* Start THE DATA *

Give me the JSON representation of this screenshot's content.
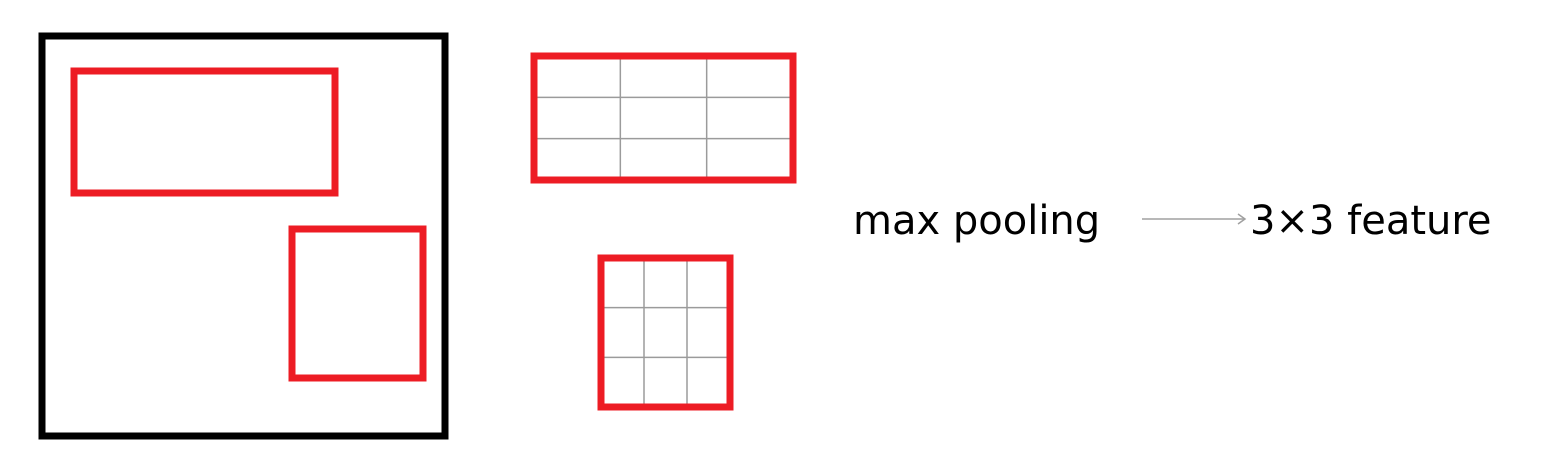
{
  "colors": {
    "frame": "#000000",
    "region": "#ed1c24",
    "grid": "#9b9b9b",
    "arrow": "#a0a0a0",
    "background": "#ffffff"
  },
  "labels": {
    "operation": "max pooling",
    "output": "3×3 feature"
  },
  "pooling_grid": {
    "rows": 3,
    "cols": 3
  }
}
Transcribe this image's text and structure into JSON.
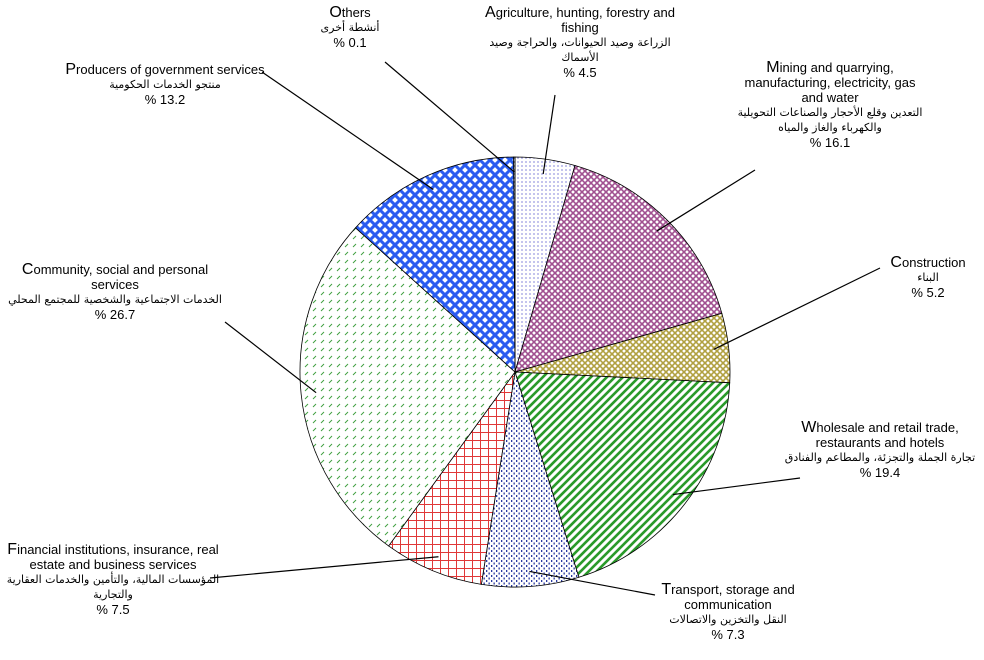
{
  "chart_data": {
    "type": "pie",
    "categories": [
      "Agriculture, hunting, forestry and fishing",
      "Mining and quarrying, manufacturing, electricity, gas and water",
      "Construction",
      "Wholesale and retail trade, restaurants and hotels",
      "Transport, storage and communication",
      "Financial institutions, insurance, real estate and business services",
      "Community, social and personal services",
      "Producers of government services",
      "Others"
    ],
    "labels_ar": [
      "الزراعة وصيد الحيوانات، والحراجة وصيد الأسماك",
      "التعدين وقلع الأحجار والصناعات التحويلية والكهرباء والغاز والمياه",
      "البناء",
      "تجارة الجملة والتجزئة، والمطاعم والفنادق",
      "النقل والتخزين والاتصالات",
      "المؤسسات المالية، والتأمين والخدمات العقارية والتجارية",
      "الخدمات الاجتماعية والشخصية للمجتمع المحلي",
      "منتجو الخدمات الحكومية",
      "أنشطة أخرى"
    ],
    "values": [
      4.5,
      16.1,
      5.2,
      19.4,
      7.3,
      7.5,
      26.7,
      13.2,
      0.1
    ],
    "value_labels": [
      "% 4.5",
      "% 16.1",
      "% 5.2",
      "% 19.4",
      "% 7.3",
      "% 7.5",
      "% 26.7",
      "% 13.2",
      "% 0.1"
    ],
    "colors": [
      "#9a9ae0",
      "#a05090",
      "#b0a040",
      "#2a9a2a",
      "#2838a0",
      "#e03838",
      "#40a040",
      "#2a5cf0",
      "#808080"
    ]
  }
}
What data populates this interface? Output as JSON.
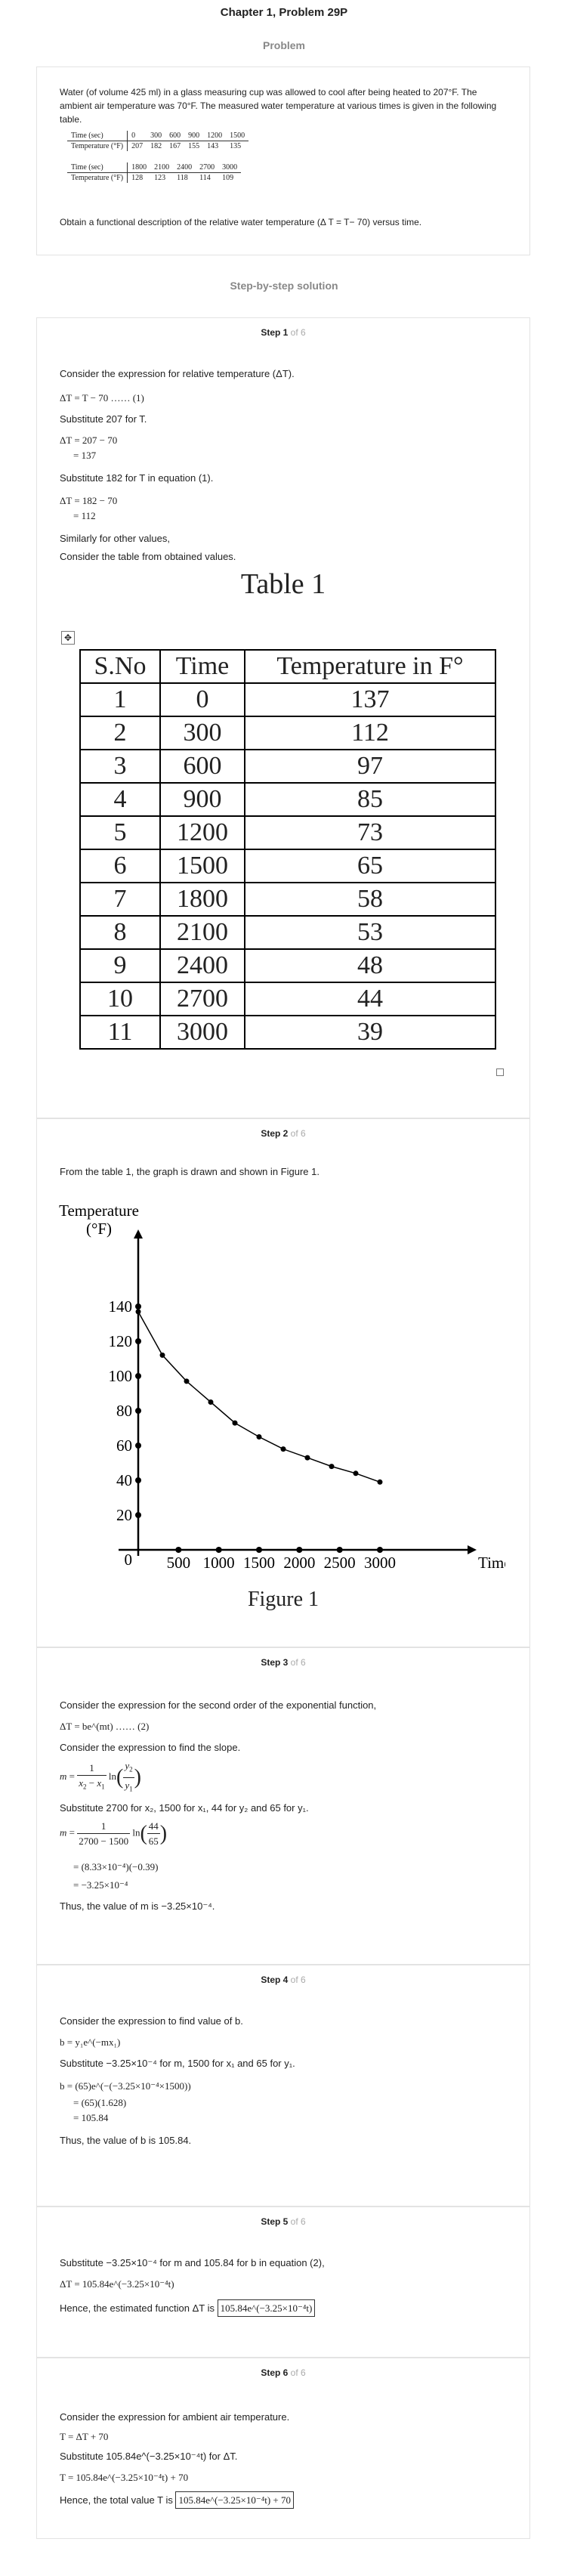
{
  "header": {
    "title": "Chapter 1, Problem 29P",
    "problem_label": "Problem",
    "solution_label": "Step-by-step solution"
  },
  "problem": {
    "text": "Water (of volume 425 ml) in a glass measuring cup was allowed to cool after being heated to 207°F. The ambient air temperature was 70°F. The measured water temperature at various times is given in the following table.",
    "table1": {
      "time_label": "Time (sec)",
      "temp_label": "Temperature (°F)",
      "times": [
        "0",
        "300",
        "600",
        "900",
        "1200",
        "1500"
      ],
      "temps": [
        "207",
        "182",
        "167",
        "155",
        "143",
        "135"
      ]
    },
    "table2": {
      "time_label": "Time (sec)",
      "temp_label": "Temperature (°F)",
      "times": [
        "1800",
        "2100",
        "2400",
        "2700",
        "3000"
      ],
      "temps": [
        "128",
        "123",
        "118",
        "114",
        "109"
      ]
    },
    "question": "Obtain a functional description of the relative water temperature (Δ T = T− 70) versus time."
  },
  "step1": {
    "step": "Step 1",
    "of": "of 6",
    "l1": "Consider the expression for relative temperature (ΔT).",
    "eq1": "ΔT = T − 70 …… (1)",
    "l2": "Substitute 207 for T.",
    "eq2a": "ΔT = 207 − 70",
    "eq2b": "= 137",
    "l3": "Substitute 182 for T in equation (1).",
    "eq3a": "ΔT = 182 − 70",
    "eq3b": "= 112",
    "l4": "Similarly for other values,",
    "l5": "Consider the table from obtained values.",
    "table_title": "Table 1",
    "headers": [
      "S.No",
      "Time",
      "Temperature in  F°"
    ],
    "rows": [
      [
        "1",
        "0",
        "137"
      ],
      [
        "2",
        "300",
        "112"
      ],
      [
        "3",
        "600",
        "97"
      ],
      [
        "4",
        "900",
        "85"
      ],
      [
        "5",
        "1200",
        "73"
      ],
      [
        "6",
        "1500",
        "65"
      ],
      [
        "7",
        "1800",
        "58"
      ],
      [
        "8",
        "2100",
        "53"
      ],
      [
        "9",
        "2400",
        "48"
      ],
      [
        "10",
        "2700",
        "44"
      ],
      [
        "11",
        "3000",
        "39"
      ]
    ]
  },
  "step2": {
    "step": "Step 2",
    "of": "of 6",
    "l1": "From the table 1, the graph is drawn and shown in Figure 1.",
    "figure_caption": "Figure 1"
  },
  "chart_data": {
    "type": "line",
    "ylabel": "Temperature (°F)",
    "xlabel": "Time (sec)",
    "x": [
      0,
      300,
      600,
      900,
      1200,
      1500,
      1800,
      2100,
      2400,
      2700,
      3000
    ],
    "y": [
      137,
      112,
      97,
      85,
      73,
      65,
      58,
      53,
      48,
      44,
      39
    ],
    "xticks": [
      "0",
      "500",
      "1000",
      "1500",
      "2000",
      "2500",
      "3000"
    ],
    "yticks": [
      "20",
      "40",
      "60",
      "80",
      "100",
      "120",
      "140"
    ],
    "xlim": [
      0,
      3300
    ],
    "ylim": [
      0,
      150
    ]
  },
  "step3": {
    "step": "Step 3",
    "of": "of 6",
    "l1": "Consider the expression for the second order of the exponential function,",
    "eq1": "ΔT = be^(mt) …… (2)",
    "l2": "Consider the expression to find the slope.",
    "l3": "Substitute 2700 for x₂, 1500 for x₁, 44 for y₂ and 65 for y₁.",
    "eq_m2": "= (8.33×10⁻⁴)(−0.39)",
    "eq_m3": "= −3.25×10⁻⁴",
    "l4": "Thus, the value of m is −3.25×10⁻⁴."
  },
  "step4": {
    "step": "Step 4",
    "of": "of 6",
    "l1": "Consider the expression to find value of b.",
    "eq1": "b = y₁e^(−mx₁)",
    "l2": "Substitute −3.25×10⁻⁴ for m, 1500 for x₁ and 65 for y₁.",
    "eq2a": "b = (65)e^(−(−3.25×10⁻⁴×1500))",
    "eq2b": "= (65)(1.628)",
    "eq2c": "= 105.84",
    "l3": "Thus, the value of b is 105.84."
  },
  "step5": {
    "step": "Step 5",
    "of": "of 6",
    "l1": "Substitute −3.25×10⁻⁴ for m and 105.84 for b in equation (2),",
    "eq1": "ΔT = 105.84e^(−3.25×10⁻⁴t)",
    "l2": "Hence, the estimated function ΔT is",
    "answer": "105.84e^(−3.25×10⁻⁴t)"
  },
  "step6": {
    "step": "Step 6",
    "of": "of 6",
    "l1": "Consider the expression for ambient air temperature.",
    "eq1": "T = ΔT + 70",
    "l2": "Substitute 105.84e^(−3.25×10⁻⁴t) for ΔT.",
    "eq2": "T = 105.84e^(−3.25×10⁻⁴t) + 70",
    "l3": "Hence, the total value T is",
    "answer": "105.84e^(−3.25×10⁻⁴t) + 70"
  }
}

* End THE DATA *

### WHAT TO DO
Make an exact copy of the listing above. Do not include the pictures.

### RESULT BELOW
Give me the JSON representation of this screenshot's content.
{
  "colors": {
    "frame": "#000000",
    "region": "#ed1c24",
    "grid": "#9b9b9b",
    "arrow": "#a0a0a0",
    "background": "#ffffff"
  },
  "labels": {
    "operation": "max pooling",
    "output": "3×3 feature"
  },
  "pooling_grid": {
    "rows": 3,
    "cols": 3
  }
}
Transcribe this image's text and structure into JSON.
{
  "chart_data": {
    "type": "pie",
    "categories": [
      "Agriculture, hunting, forestry and fishing",
      "Mining and quarrying, manufacturing, electricity, gas and water",
      "Construction",
      "Wholesale and retail trade, restaurants and hotels",
      "Transport, storage and communication",
      "Financial institutions, insurance, real estate and business services",
      "Community, social and personal services",
      "Producers of government services",
      "Others"
    ],
    "labels_ar": [
      "الزراعة وصيد الحيوانات، والحراجة وصيد الأسماك",
      "التعدين وقلع الأحجار والصناعات التحويلية والكهرباء والغاز والمياه",
      "البناء",
      "تجارة الجملة والتجزئة، والمطاعم والفنادق",
      "النقل والتخزين والاتصالات",
      "المؤسسات المالية، والتأمين والخدمات العقارية والتجارية",
      "الخدمات الاجتماعية والشخصية للمجتمع المحلي",
      "منتجو الخدمات الحكومية",
      "أنشطة أخرى"
    ],
    "values": [
      4.5,
      16.1,
      5.2,
      19.4,
      7.3,
      7.5,
      26.7,
      13.2,
      0.1
    ],
    "value_labels": [
      "% 4.5",
      "% 16.1",
      "% 5.2",
      "% 19.4",
      "% 7.3",
      "% 7.5",
      "% 26.7",
      "% 13.2",
      "% 0.1"
    ],
    "colors": [
      "#9a9ae0",
      "#a05090",
      "#b0a040",
      "#2a9a2a",
      "#2838a0",
      "#e03838",
      "#40a040",
      "#2a5cf0",
      "#808080"
    ]
  }
}
What data populates this interface? Output as JSON.
{
  "header": {
    "title": "Chapter 1, Problem 29P",
    "problem_label": "Problem",
    "solution_label": "Step-by-step solution"
  },
  "problem": {
    "text": "Water (of volume 425 ml) in a glass measuring cup was allowed to cool after being heated to 207°F. The ambient air temperature was 70°F. The measured water temperature at various times is given in the following table.",
    "table1": {
      "time_label": "Time (sec)",
      "temp_label": "Temperature (°F)",
      "times": [
        "0",
        "300",
        "600",
        "900",
        "1200",
        "1500"
      ],
      "temps": [
        "207",
        "182",
        "167",
        "155",
        "143",
        "135"
      ]
    },
    "table2": {
      "time_label": "Time (sec)",
      "temp_label": "Temperature (°F)",
      "times": [
        "1800",
        "2100",
        "2400",
        "2700",
        "3000"
      ],
      "temps": [
        "128",
        "123",
        "118",
        "114",
        "109"
      ]
    },
    "question": "Obtain a functional description of the relative water temperature (Δ T = T− 70) versus time."
  },
  "step1": {
    "step": "Step 1",
    "of": "of 6",
    "l1": "Consider the expression for relative temperature (ΔT).",
    "eq1": "ΔT = T − 70 …… (1)",
    "l2": "Substitute 207 for T.",
    "eq2a": "ΔT = 207 − 70",
    "eq2b": "= 137",
    "l3": "Substitute 182 for T in equation (1).",
    "eq3a": "ΔT = 182 − 70",
    "eq3b": "= 112",
    "l4": "Similarly for other values,",
    "l5": "Consider the table from obtained values.",
    "table_title": "Table 1",
    "headers": [
      "S.No",
      "Time",
      "Temperature in  F°"
    ],
    "rows": [
      [
        "1",
        "0",
        "137"
      ],
      [
        "2",
        "300",
        "112"
      ],
      [
        "3",
        "600",
        "97"
      ],
      [
        "4",
        "900",
        "85"
      ],
      [
        "5",
        "1200",
        "73"
      ],
      [
        "6",
        "1500",
        "65"
      ],
      [
        "7",
        "1800",
        "58"
      ],
      [
        "8",
        "2100",
        "53"
      ],
      [
        "9",
        "2400",
        "48"
      ],
      [
        "10",
        "2700",
        "44"
      ],
      [
        "11",
        "3000",
        "39"
      ]
    ]
  },
  "step2": {
    "step": "Step 2",
    "of": "of 6",
    "l1": "From the table 1, the graph is drawn and shown in Figure 1.",
    "figure_caption": "Figure 1"
  },
  "chart_data": {
    "type": "line",
    "ylabel": "Temperature (°F)",
    "xlabel": "Time (sec)",
    "x": [
      0,
      300,
      600,
      900,
      1200,
      1500,
      1800,
      2100,
      2400,
      2700,
      3000
    ],
    "y": [
      137,
      112,
      97,
      85,
      73,
      65,
      58,
      53,
      48,
      44,
      39
    ],
    "xticks": [
      "0",
      "500",
      "1000",
      "1500",
      "2000",
      "2500",
      "3000"
    ],
    "yticks": [
      "20",
      "40",
      "60",
      "80",
      "100",
      "120",
      "140"
    ],
    "xlim": [
      0,
      3300
    ],
    "ylim": [
      0,
      150
    ]
  },
  "step3": {
    "step": "Step 3",
    "of": "of 6",
    "l1": "Consider the expression for the second order of the exponential function,",
    "eq1": "ΔT = be^(mt) …… (2)",
    "l2": "Consider the expression to find the slope.",
    "l3": "Substitute 2700 for x₂, 1500 for x₁, 44 for y₂ and 65 for y₁.",
    "eq_m2": "= (8.33×10⁻⁴)(−0.39)",
    "eq_m3": "= −3.25×10⁻⁴",
    "l4": "Thus, the value of m is −3.25×10⁻⁴."
  },
  "step4": {
    "step": "Step 4",
    "of": "of 6",
    "l1": "Consider the expression to find value of b.",
    "eq1": "b = y₁e^(−mx₁)",
    "l2": "Substitute −3.25×10⁻⁴ for m, 1500 for x₁ and 65 for y₁.",
    "eq2a": "b = (65)e^(−(−3.25×10⁻⁴×1500))",
    "eq2b": "= (65)(1.628)",
    "eq2c": "= 105.84",
    "l3": "Thus, the value of b is 105.84."
  },
  "step5": {
    "step": "Step 5",
    "of": "of 6",
    "l1": "Substitute −3.25×10⁻⁴ for m and 105.84 for b in equation (2),",
    "eq1": "ΔT = 105.84e^(−3.25×10⁻⁴t)",
    "l2": "Hence, the estimated function ΔT is",
    "answer": "105.84e^(−3.25×10⁻⁴t)"
  },
  "step6": {
    "step": "Step 6",
    "of": "of 6",
    "l1": "Consider the expression for ambient air temperature.",
    "eq1": "T = ΔT + 70",
    "l2": "Substitute 105.84e^(−3.25×10⁻⁴t) for ΔT.",
    "eq2": "T = 105.84e^(−3.25×10⁻⁴t) + 70",
    "l3": "Hence, the total value T is",
    "answer": "105.84e^(−3.25×10⁻⁴t) + 70"
  }
}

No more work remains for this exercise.